**Given exercise**
Look through the records below and collect all lines that hold the string "автономным".

--- START Extracted entries ---

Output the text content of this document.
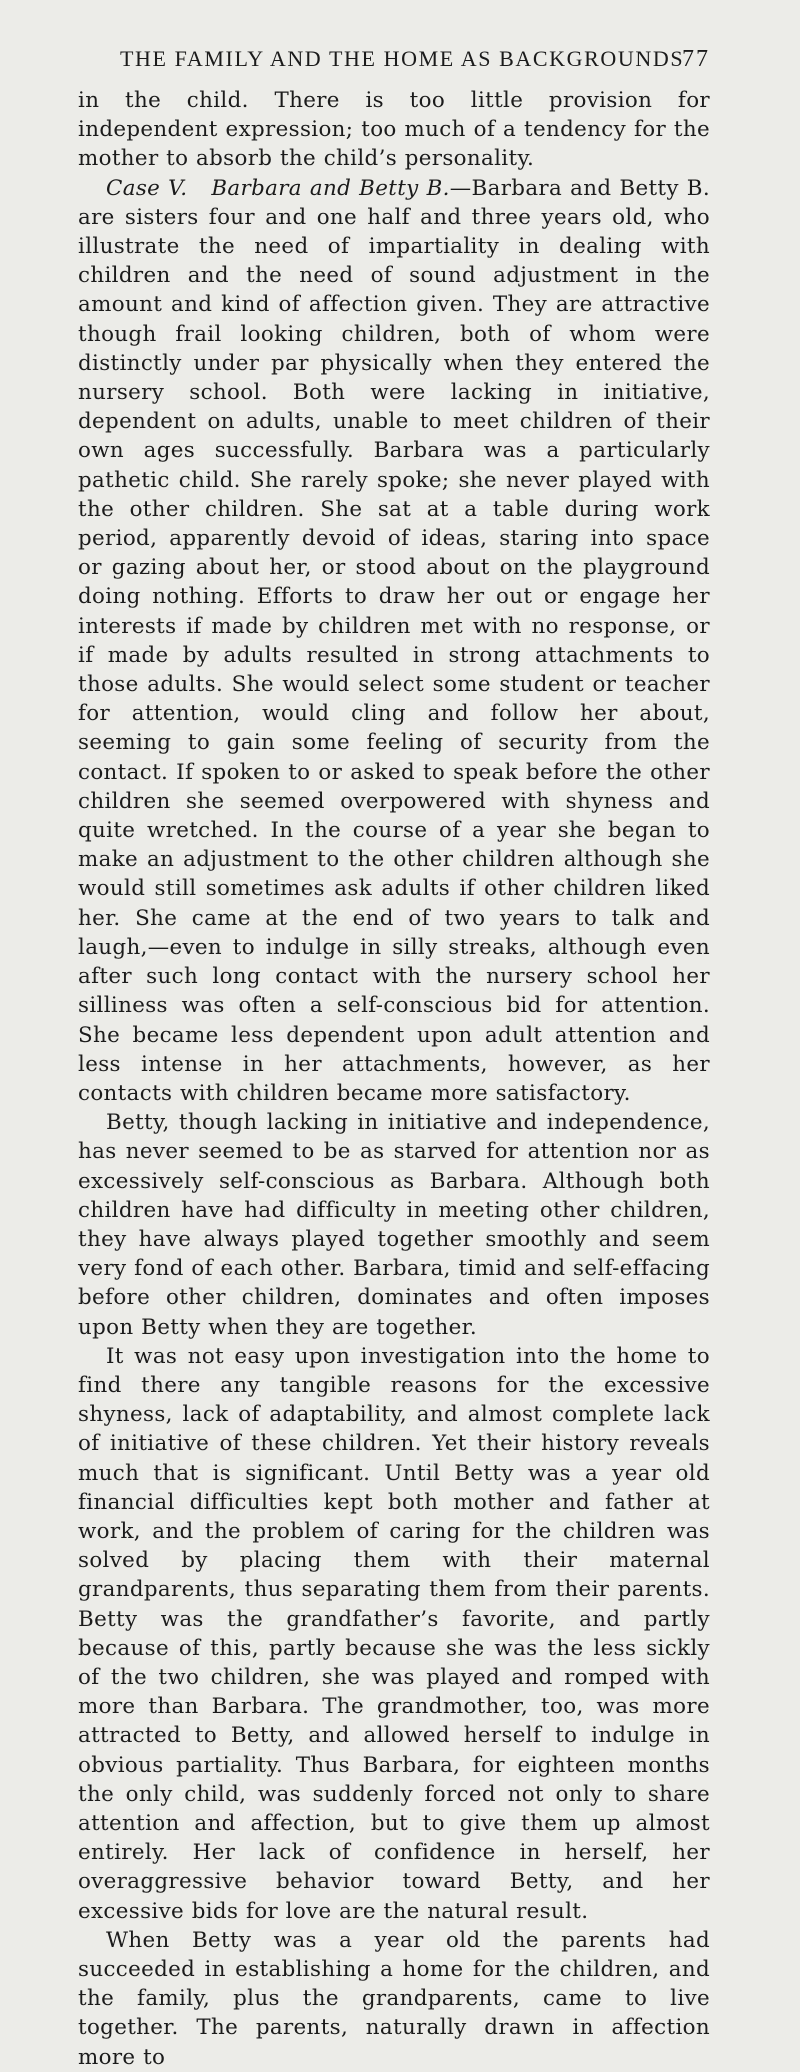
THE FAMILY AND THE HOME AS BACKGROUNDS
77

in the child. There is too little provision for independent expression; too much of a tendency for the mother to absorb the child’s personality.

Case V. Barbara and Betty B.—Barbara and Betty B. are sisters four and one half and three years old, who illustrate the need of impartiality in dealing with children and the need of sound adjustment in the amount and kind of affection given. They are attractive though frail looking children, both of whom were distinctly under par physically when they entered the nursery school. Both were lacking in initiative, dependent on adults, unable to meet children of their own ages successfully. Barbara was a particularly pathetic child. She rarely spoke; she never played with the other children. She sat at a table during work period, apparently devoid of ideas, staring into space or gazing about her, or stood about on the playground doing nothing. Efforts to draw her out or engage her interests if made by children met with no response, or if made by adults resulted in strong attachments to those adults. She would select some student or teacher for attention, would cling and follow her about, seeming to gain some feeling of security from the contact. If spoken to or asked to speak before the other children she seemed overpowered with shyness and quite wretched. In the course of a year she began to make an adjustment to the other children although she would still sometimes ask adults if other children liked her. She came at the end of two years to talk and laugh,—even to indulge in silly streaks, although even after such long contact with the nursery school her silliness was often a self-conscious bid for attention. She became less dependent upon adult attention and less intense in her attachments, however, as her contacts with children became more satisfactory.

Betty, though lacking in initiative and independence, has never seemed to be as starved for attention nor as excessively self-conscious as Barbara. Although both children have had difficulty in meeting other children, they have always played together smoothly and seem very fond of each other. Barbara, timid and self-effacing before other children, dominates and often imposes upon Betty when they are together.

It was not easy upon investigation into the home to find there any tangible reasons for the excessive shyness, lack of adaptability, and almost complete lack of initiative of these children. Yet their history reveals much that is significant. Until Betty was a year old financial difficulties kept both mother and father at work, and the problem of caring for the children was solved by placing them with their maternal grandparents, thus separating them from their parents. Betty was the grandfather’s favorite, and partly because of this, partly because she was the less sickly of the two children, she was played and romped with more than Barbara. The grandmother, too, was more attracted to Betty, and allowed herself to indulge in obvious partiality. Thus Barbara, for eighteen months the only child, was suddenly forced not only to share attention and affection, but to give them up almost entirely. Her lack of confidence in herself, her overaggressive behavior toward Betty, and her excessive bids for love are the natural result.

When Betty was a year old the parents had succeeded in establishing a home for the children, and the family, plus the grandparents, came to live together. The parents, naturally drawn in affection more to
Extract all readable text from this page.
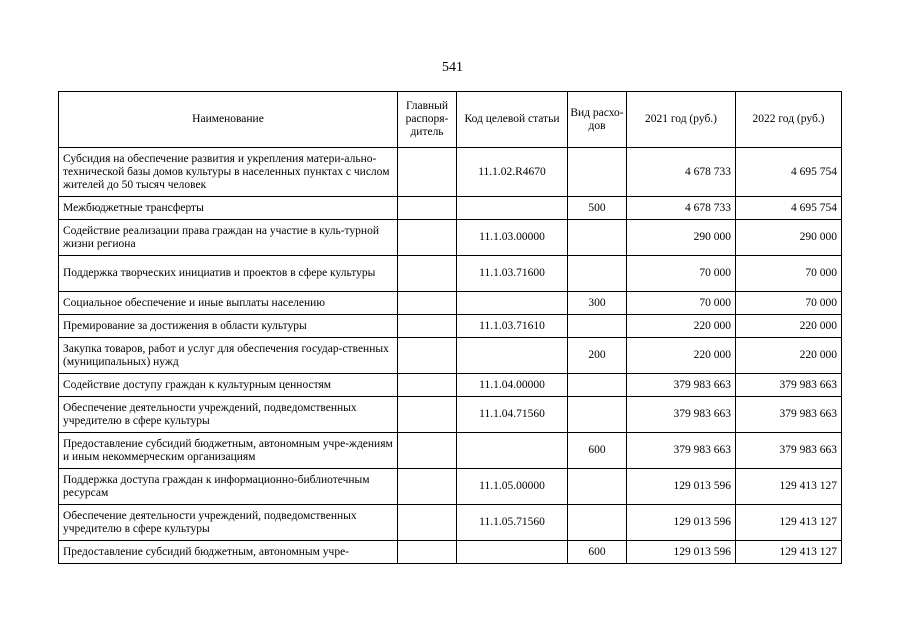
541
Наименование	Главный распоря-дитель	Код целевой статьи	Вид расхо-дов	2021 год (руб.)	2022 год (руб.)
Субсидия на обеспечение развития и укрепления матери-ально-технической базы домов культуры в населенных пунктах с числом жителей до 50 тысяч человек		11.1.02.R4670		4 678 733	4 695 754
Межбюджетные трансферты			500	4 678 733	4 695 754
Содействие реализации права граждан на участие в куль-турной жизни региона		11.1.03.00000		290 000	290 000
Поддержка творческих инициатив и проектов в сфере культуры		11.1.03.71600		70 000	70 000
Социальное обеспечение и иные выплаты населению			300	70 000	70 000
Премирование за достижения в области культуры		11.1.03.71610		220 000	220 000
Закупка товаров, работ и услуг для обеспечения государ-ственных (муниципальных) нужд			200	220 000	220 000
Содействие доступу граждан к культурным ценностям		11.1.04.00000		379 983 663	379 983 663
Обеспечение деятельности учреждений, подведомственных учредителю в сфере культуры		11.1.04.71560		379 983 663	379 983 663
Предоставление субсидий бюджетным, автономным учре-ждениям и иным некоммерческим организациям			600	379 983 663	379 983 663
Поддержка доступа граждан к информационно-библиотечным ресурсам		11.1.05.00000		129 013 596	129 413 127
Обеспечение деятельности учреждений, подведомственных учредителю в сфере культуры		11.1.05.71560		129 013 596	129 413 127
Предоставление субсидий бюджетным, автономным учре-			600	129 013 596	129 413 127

--- END Extracted entries ---
--- START Extracted entries ---

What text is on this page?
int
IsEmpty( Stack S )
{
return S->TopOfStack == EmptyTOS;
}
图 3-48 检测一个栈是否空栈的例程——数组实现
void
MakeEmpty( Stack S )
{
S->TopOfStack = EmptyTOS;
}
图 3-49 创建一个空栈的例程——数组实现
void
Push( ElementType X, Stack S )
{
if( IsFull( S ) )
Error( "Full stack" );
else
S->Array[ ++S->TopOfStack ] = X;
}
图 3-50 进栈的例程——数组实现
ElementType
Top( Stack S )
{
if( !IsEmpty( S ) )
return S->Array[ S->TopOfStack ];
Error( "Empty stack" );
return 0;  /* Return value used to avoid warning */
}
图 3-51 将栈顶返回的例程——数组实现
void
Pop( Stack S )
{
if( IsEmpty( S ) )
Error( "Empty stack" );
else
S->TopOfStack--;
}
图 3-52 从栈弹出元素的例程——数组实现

--- END Extracted entries ---
--- START Extracted entries ---

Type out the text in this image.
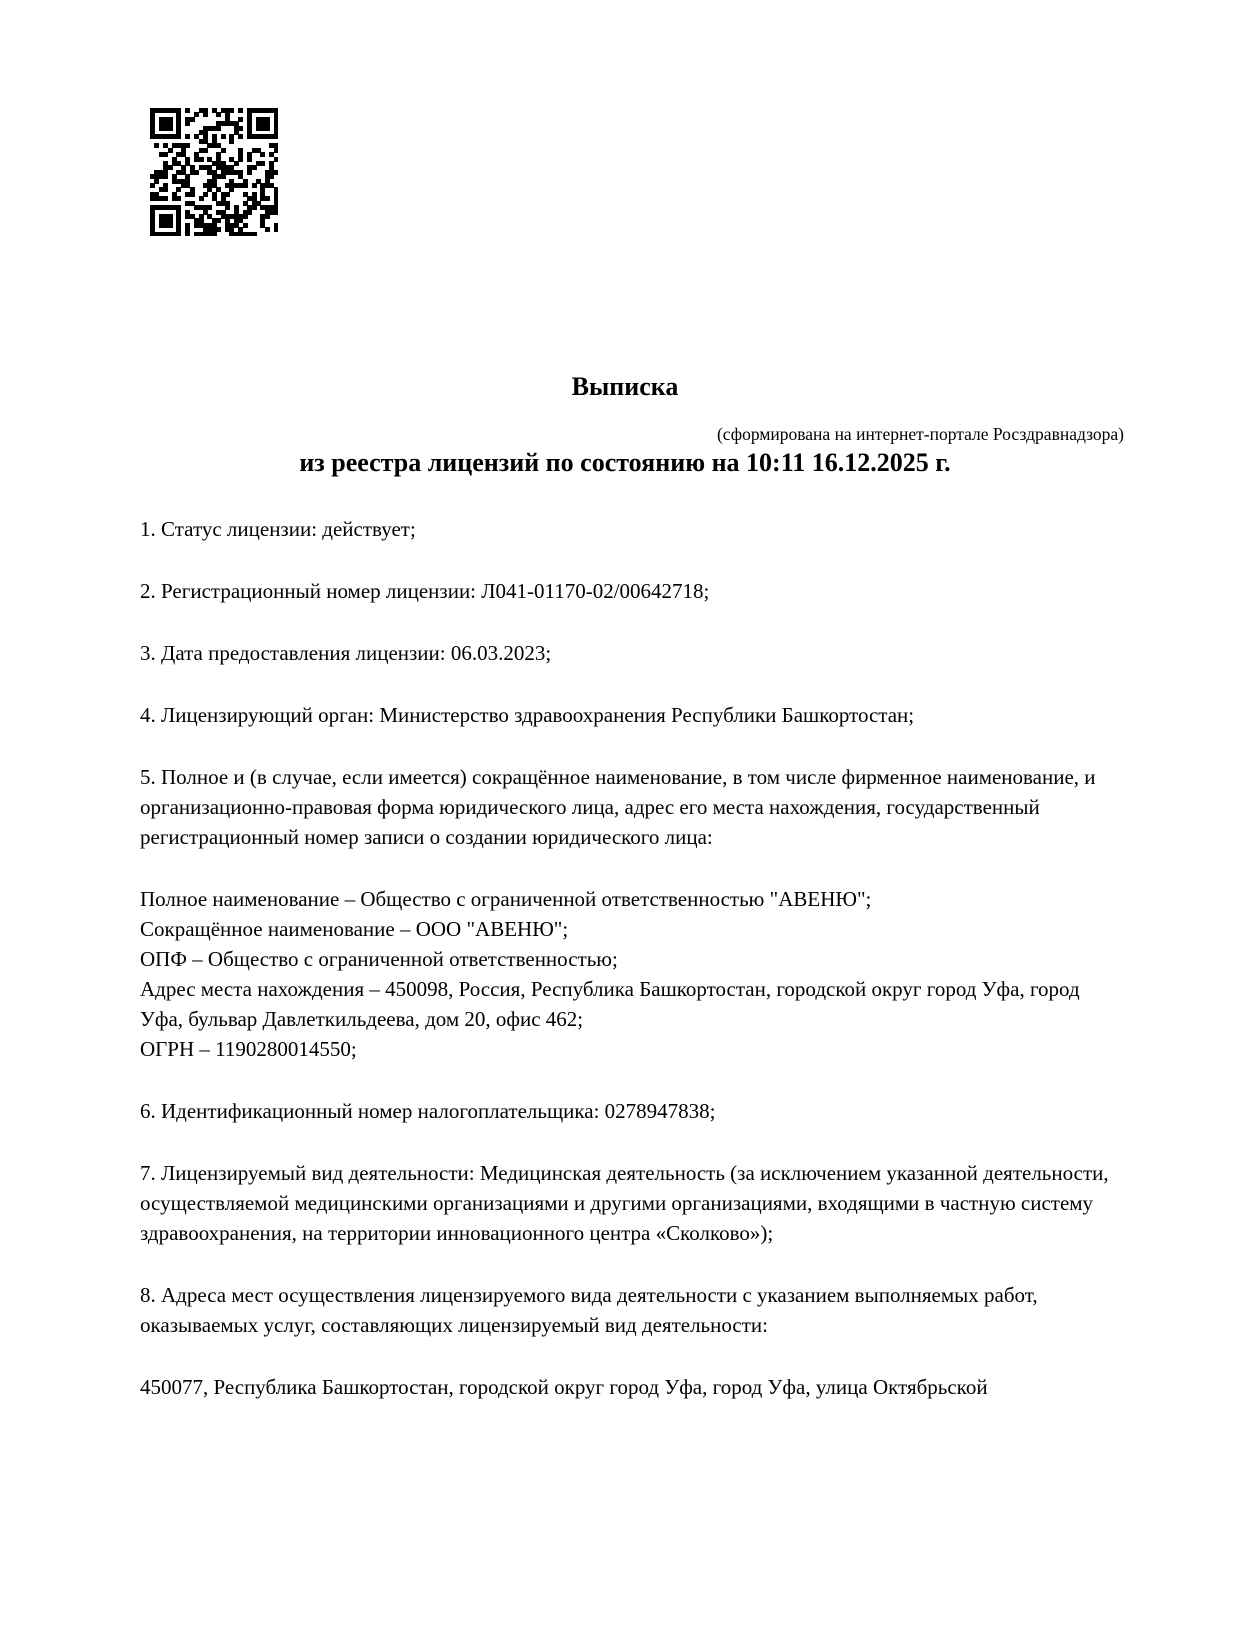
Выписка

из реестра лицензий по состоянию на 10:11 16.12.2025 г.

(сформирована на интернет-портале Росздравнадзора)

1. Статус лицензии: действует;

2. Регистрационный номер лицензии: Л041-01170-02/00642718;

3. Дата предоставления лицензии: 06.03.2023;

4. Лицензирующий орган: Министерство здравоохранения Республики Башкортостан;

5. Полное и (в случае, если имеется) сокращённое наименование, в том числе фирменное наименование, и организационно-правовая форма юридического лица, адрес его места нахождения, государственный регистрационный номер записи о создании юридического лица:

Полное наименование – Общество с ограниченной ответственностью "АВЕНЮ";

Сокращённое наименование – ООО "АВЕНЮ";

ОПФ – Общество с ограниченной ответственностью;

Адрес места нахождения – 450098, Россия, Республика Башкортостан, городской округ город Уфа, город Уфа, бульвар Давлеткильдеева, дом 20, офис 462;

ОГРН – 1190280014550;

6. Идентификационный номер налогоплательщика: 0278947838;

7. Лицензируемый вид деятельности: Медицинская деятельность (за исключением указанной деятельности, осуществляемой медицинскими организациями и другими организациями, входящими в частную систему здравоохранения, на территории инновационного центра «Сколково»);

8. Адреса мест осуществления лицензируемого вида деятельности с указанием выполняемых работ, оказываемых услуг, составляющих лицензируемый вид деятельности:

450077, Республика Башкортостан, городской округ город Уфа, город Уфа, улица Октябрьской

--- END Extracted entries ---

**The output**
Предоставление субсидий бюджетным, автономным учре-ждениям и иным некоммерческим организациям			600	379 983 663	379 983 663
Предоставление субсидий бюджетным, автономным учре-			600	129 013 596	129 413 127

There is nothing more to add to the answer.